### Задание A
Перескажи отрывок о вере и науке в двух предложениях.
### Задание B
Ответь на вопросы по отрывку о вере и науке. Каждый ответ дай на отдельной строке с той же пометкой.
(i) Как называется упомянутая анархистская газета?
(ii) В чём состоит роль науки?
(iii) Где, согласно отрывку, останавливается наука?
### Задание C
Продолжи, пожалуйста, отрывок о вере и науке с того места, где он заканчивается.

### Отрывок
Воле верить, то есть воле уничтожать свой собственный разум, я противопоставляю волю к знанию, которая открывает перед нами бесконечное поле исследований и открытий. Лично я, как уже сказал, признаю только то, что может быть проверено так, чтобы это удовлетворило мой разум - и я признаю это только временно, относительно, всегда в ожидании новых истин, более верных, чем те, что были известны до сих пор.

Итак, никакой веры в религиозном смысле этого слова.

Я говорю, что надо иметь веру и что в борьбе за добро нужны люди, обладающие твердой верой, стойкостью в бурях, "как башня, никогда не качающаяся под порывами ветра". Существует даже анархистская газета, которая, вдохновляясь, очевидно, этой необходимостью, так и называется: "Феде!" ("Вера!"). Но речь здесь идет о другом смысле слова. В данном случае слово "вера" служит синонимом твердой воли и страстной надежды и не имеет ничего общего со слепым верованием в вещи, кажущиеся непостижимыми или абсурдными.

Но как совместить, с одной стороны, этот отказ от веры в религию и систематическое сомнение в окончательности результатов науки с правилом этики, твердой волей и страстной надеждой на осуществление моего идеала свободы, справедливости и братства, с другой? Факт состоит в том, что я не вношу науку туда, где ей не имеет никакого смысла быть.

Роль науки состоит в открытии и установлении фактов, а также условий, при которых факт возникает и необходимым образом повторяется; иными словами, ее роль - в установлении того, что есть и необходимым образом должно быть, а не того, чего люди желают и хотят.

Наука останавливается там, где кончается фатальность и где начинается свобода. Она полезна человеку, поскольку не позволяет ему потеряться в химерах и, в то же самое время, дает ему возможность приобрести больше времени для осуществления его свободной воли - качества желать, которое в разной степени отличает людей и, быть может, всех животных от инертных вещей и неосознанных сил.

Именно в этой способности к воле следует искать источники этики и правил поведения...

...Если я тверд и решителен в том, чего я хочу, я всегда сомневаюсь в том, что я знаю; я полагаю, что, несмотря на все усилия понять и объяснить Вселенную, до сего дня не удалось достичь не то что достоверности, но даже правдоподобия достоверности, и я не уверен, что человеческому разуму удастся достичь ее хоть когда-нибудь.

### Записи данных
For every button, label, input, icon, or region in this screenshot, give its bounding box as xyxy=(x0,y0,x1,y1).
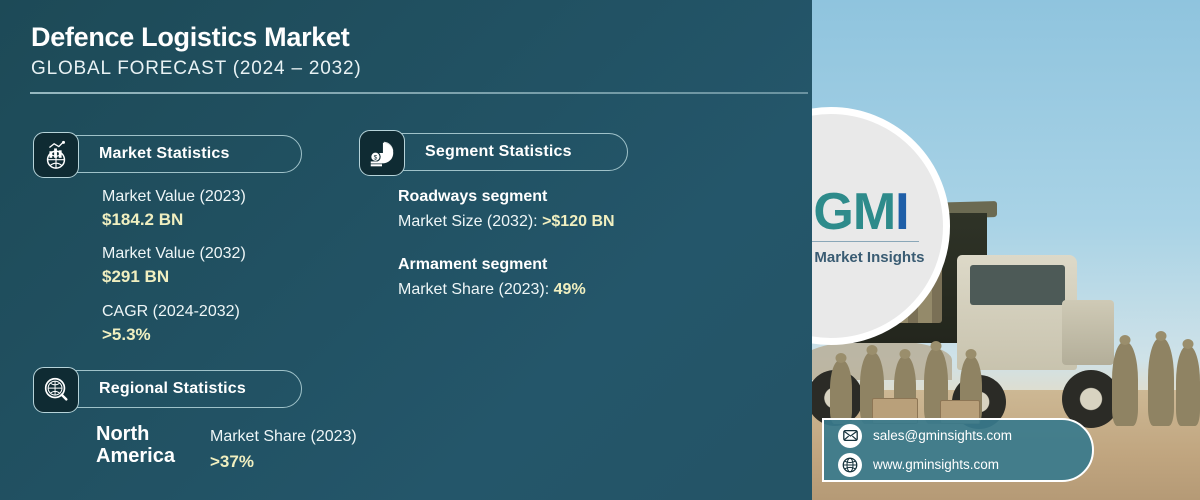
header-divider xyxy=(30,92,808,94)
contact-website-text: www.gminsights.com xyxy=(873,457,999,472)
market-value-2032-value: $291 BN xyxy=(102,267,169,287)
regional-statistics-header: Regional Statistics xyxy=(34,370,302,408)
market-value-2023-value: $184.2 BN xyxy=(102,210,183,230)
contact-email-text: sales@gminsights.com xyxy=(873,428,1012,443)
regional-share-value: >37% xyxy=(210,452,254,472)
contact-bar: sales@gminsights.com www.gminsights.com xyxy=(822,418,1094,482)
globe-bar-chart-icon xyxy=(33,132,79,178)
market-value-2023-label: Market Value (2023) xyxy=(102,188,246,206)
content-panel: Defence Logistics Market GLOBAL FORECAST… xyxy=(0,0,812,500)
market-statistics-header: Market Statistics xyxy=(34,135,302,173)
truck-windshield xyxy=(970,265,1065,305)
contact-email-row[interactable]: sales@gminsights.com xyxy=(838,424,1092,448)
soldier-figure xyxy=(1112,342,1138,426)
infographic-canvas: Defence Logistics Market GLOBAL FORECAST… xyxy=(0,0,1200,500)
gmi-letter-i: I xyxy=(895,186,908,238)
cagr-label: CAGR (2024-2032) xyxy=(102,303,240,321)
gmi-wordmark: G M I xyxy=(812,186,909,238)
logo-tagline: Global Market Insights xyxy=(812,249,924,266)
roadways-segment-line: Market Size (2032): >$120 BN xyxy=(398,213,615,231)
envelope-icon xyxy=(838,424,862,448)
military-logistics-photo: G M I Global Market Insights sales@gmins… xyxy=(812,0,1200,500)
armament-segment-label: Market Share (2023): xyxy=(398,281,549,298)
armament-segment-line: Market Share (2023): 49% xyxy=(398,281,586,299)
roadways-segment-title: Roadways segment xyxy=(398,188,547,206)
regional-share-label: Market Share (2023) xyxy=(210,428,357,446)
armament-segment-value: 49% xyxy=(554,281,586,298)
pie-chart-money-icon: $ xyxy=(359,130,405,176)
gmi-letter-m: M xyxy=(853,186,895,238)
segment-statistics-label: Segment Statistics xyxy=(425,143,572,161)
soldier-figure xyxy=(1176,346,1200,426)
market-statistics-label: Market Statistics xyxy=(99,145,230,163)
globe-magnifier-icon xyxy=(33,367,79,413)
page-subtitle: GLOBAL FORECAST (2024 – 2032) xyxy=(31,58,362,80)
regional-statistics-label: Regional Statistics xyxy=(99,380,246,398)
segment-statistics-header: $ Segment Statistics xyxy=(360,133,628,171)
logo-divider xyxy=(812,241,919,242)
roadways-segment-label: Market Size (2032): xyxy=(398,213,538,230)
page-title: Defence Logistics Market xyxy=(31,22,349,53)
contact-website-row[interactable]: www.gminsights.com xyxy=(838,453,1092,477)
soldier-figure xyxy=(1148,338,1174,426)
cagr-value: >5.3% xyxy=(102,325,151,345)
globe-icon xyxy=(838,453,862,477)
svg-text:$: $ xyxy=(374,155,378,162)
roadways-segment-value: >$120 BN xyxy=(542,213,615,230)
gmi-letter-g: G xyxy=(813,186,852,238)
soldier-figure xyxy=(830,360,852,424)
armament-segment-title: Armament segment xyxy=(398,256,547,274)
region-name: North America xyxy=(96,423,175,467)
market-value-2032-label: Market Value (2032) xyxy=(102,245,246,263)
truck-grille xyxy=(1062,300,1114,365)
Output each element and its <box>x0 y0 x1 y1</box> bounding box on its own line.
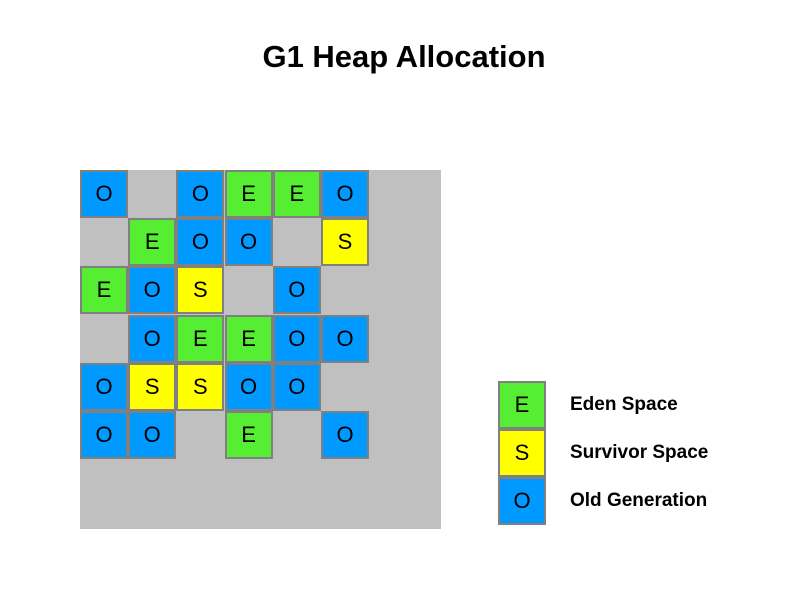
heap-cell-old: O <box>273 363 321 411</box>
heap-cell-label: E <box>193 328 208 350</box>
heap-cell-old: O <box>128 315 176 363</box>
heap-cell-label: O <box>288 376 305 398</box>
heap-cell-label: S <box>338 231 353 253</box>
heap-cell-old: O <box>176 218 224 266</box>
legend-swatch-symbol: E <box>515 394 530 416</box>
heap-panel: OOEEOEOOSEOSOOEEOOOSSOOOOEO <box>80 170 441 529</box>
legend-label-eden: Eden Space <box>570 381 678 429</box>
heap-cell-label: O <box>336 183 353 205</box>
legend-swatch-eden: E <box>498 381 546 429</box>
heap-region-grid: OOEEOEOOSEOSOOEEOOOSSOOOOEO <box>80 170 370 460</box>
legend-label-survivor: Survivor Space <box>570 429 708 477</box>
heap-cell-old: O <box>80 363 128 411</box>
heap-cell-label: E <box>289 183 304 205</box>
heap-cell-label: S <box>193 279 208 301</box>
heap-cell-old: O <box>321 170 369 218</box>
heap-cell-label: E <box>241 183 256 205</box>
heap-cell-eden: E <box>225 170 273 218</box>
heap-cell-empty <box>176 411 224 459</box>
heap-cell-old: O <box>80 411 128 459</box>
heap-cell-empty <box>225 266 273 314</box>
heap-cell-old: O <box>80 170 128 218</box>
heap-cell-label: O <box>95 376 112 398</box>
heap-cell-eden: E <box>273 170 321 218</box>
heap-cell-empty <box>128 170 176 218</box>
heap-cell-label: O <box>240 376 257 398</box>
heap-cell-old: O <box>273 266 321 314</box>
heap-cell-label: O <box>192 183 209 205</box>
legend-item-survivor: SSurvivor Space <box>498 429 798 477</box>
heap-cell-label: E <box>97 279 112 301</box>
heap-cell-label: O <box>95 183 112 205</box>
heap-cell-label: O <box>288 328 305 350</box>
legend: EEden SpaceSSurvivor SpaceOOld Generatio… <box>498 381 798 525</box>
heap-cell-old: O <box>225 218 273 266</box>
heap-cell-label: O <box>144 424 161 446</box>
heap-cell-old: O <box>225 363 273 411</box>
heap-cell-label: O <box>144 279 161 301</box>
heap-cell-label: O <box>95 424 112 446</box>
heap-cell-eden: E <box>128 218 176 266</box>
heap-cell-survivor: S <box>176 266 224 314</box>
heap-cell-old: O <box>273 315 321 363</box>
heap-cell-empty <box>80 315 128 363</box>
heap-cell-label: O <box>240 231 257 253</box>
heap-cell-label: E <box>241 424 256 446</box>
legend-swatch-symbol: O <box>513 490 530 512</box>
heap-cell-label: S <box>145 376 160 398</box>
page-title: G1 Heap Allocation <box>0 38 808 76</box>
heap-cell-eden: E <box>80 266 128 314</box>
heap-cell-old: O <box>321 411 369 459</box>
heap-cell-label: O <box>336 424 353 446</box>
heap-cell-survivor: S <box>321 218 369 266</box>
legend-swatch-survivor: S <box>498 429 546 477</box>
heap-cell-empty <box>80 218 128 266</box>
heap-cell-label: O <box>288 279 305 301</box>
heap-cell-old: O <box>128 411 176 459</box>
heap-cell-empty <box>273 411 321 459</box>
heap-cell-empty <box>321 266 369 314</box>
legend-item-eden: EEden Space <box>498 381 798 429</box>
legend-swatch-old: O <box>498 477 546 525</box>
heap-cell-old: O <box>176 170 224 218</box>
legend-swatch-symbol: S <box>515 442 530 464</box>
heap-cell-eden: E <box>225 411 273 459</box>
heap-cell-eden: E <box>225 315 273 363</box>
heap-cell-label: O <box>192 231 209 253</box>
heap-cell-label: O <box>336 328 353 350</box>
heap-cell-survivor: S <box>176 363 224 411</box>
heap-cell-old: O <box>321 315 369 363</box>
heap-cell-label: E <box>241 328 256 350</box>
heap-cell-label: S <box>193 376 208 398</box>
heap-cell-empty <box>273 218 321 266</box>
legend-label-old: Old Generation <box>570 477 707 525</box>
legend-item-old: OOld Generation <box>498 477 798 525</box>
heap-cell-old: O <box>128 266 176 314</box>
heap-cell-empty <box>321 363 369 411</box>
heap-cell-eden: E <box>176 315 224 363</box>
heap-cell-survivor: S <box>128 363 176 411</box>
heap-cell-label: E <box>145 231 160 253</box>
heap-cell-label: O <box>144 328 161 350</box>
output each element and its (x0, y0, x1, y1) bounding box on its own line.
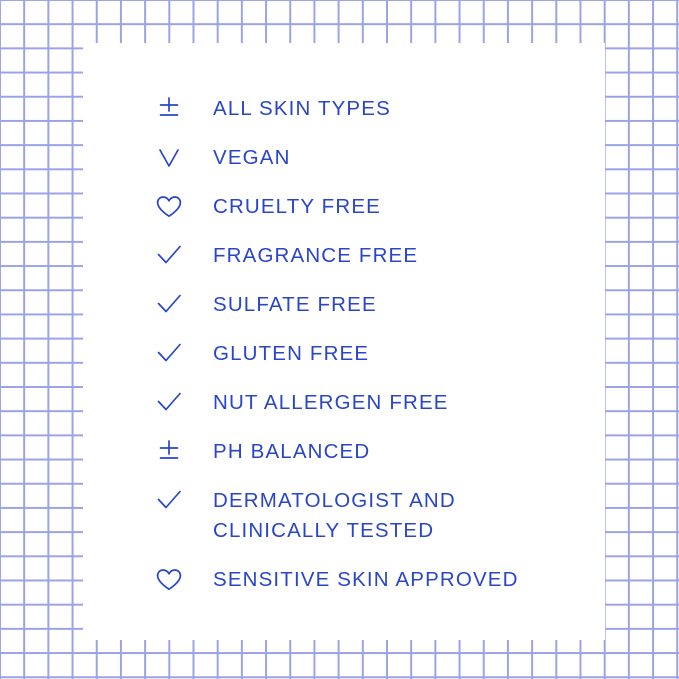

### Ожидаемый ответ A
Слепой вере противопоставлена воля к знанию: признаётся лишь то, что проверено разумом, и только временно, в ожидании более верных истин. Вера допустима лишь как твёрдая воля и страстная надежда, а наука устанавливает то, что есть и необходимо должно быть, и останавливается там, где начинается свобода, в способности к которой и следует искать источники этики.

### Ожидаемый ответ B
(i) «Феде!» («Вера!»).
(ii) В открытии и установлении фактов, а также условий, при которых факт возникает и необходимым образом повторяется.
(iii) Там, где кончается фатальность и где начинается свобода.

### Ожидаемый ответ C
Если бы мне сказали, что я обладаю научным духом, я не стал бы гневаться, я был бы рад заслужить подобное определение. Ведь обладать научным духом означает исследовать истину с помощью позитивных, рациональных и экспериментальных методов, никогда не впадая в иллюзию обнаружения абсолютной Истины и довольствуясь тем, что после долгого труда приближаешься к ней и открываешь частичные истины, всегда признаваемые временными и подлежащими пересмотру. Научное, по моему мнению, должно быть тем, что проверяет факты и делает логические выводы, какие бы то ни было, в противовес тем, кто разрабатывает систему, ища затем подтверждения фактами и, делая это, бессознательно отбирая факты, совпадающие с их системой, и отрицая другие; при случае они не уважают факты и искажают их, насильно укладывая в русло их теорий. Наука использует рабочие гипотезы: она формулирует предположения, которые служат путеводителем и стимулируют исследования, но она не становится жертвой фантазий, принимая привычные предположения за явные истины, с помощью произвольной индукции обобщая и возводя в категорию закона всякий отдельный факт, соответствующий выдвинутому тезису.

Вызванный и порожденный энтузиазмом, выросшим из действительно экстраординарных открытий второй половины XIX века в области физико-химии и естественной истории, господствовавший над духом той эпохи сциентизм, который я отвергаю, состоит в вере, будто наука - это все и может все, в признании любых частичных открытий окончательными истинами, догмами, в смешении Науки и Этики, Силы в механическом смысле этого слова - нечто определимого и измеримого - и этических сил, Природы и Мышления, закона Природы и Воли. Сциентизм логически приводит к фатализму, то есть к отрицанию воли и ее свободы...

Кропоткин, пытаясь "придать Анархии место в современной науке", полагает, что "Анархия есть концепция Вселенной, основанная на механической интерпретации феноменов, которая охватывает всю природу, включая жизнь общества".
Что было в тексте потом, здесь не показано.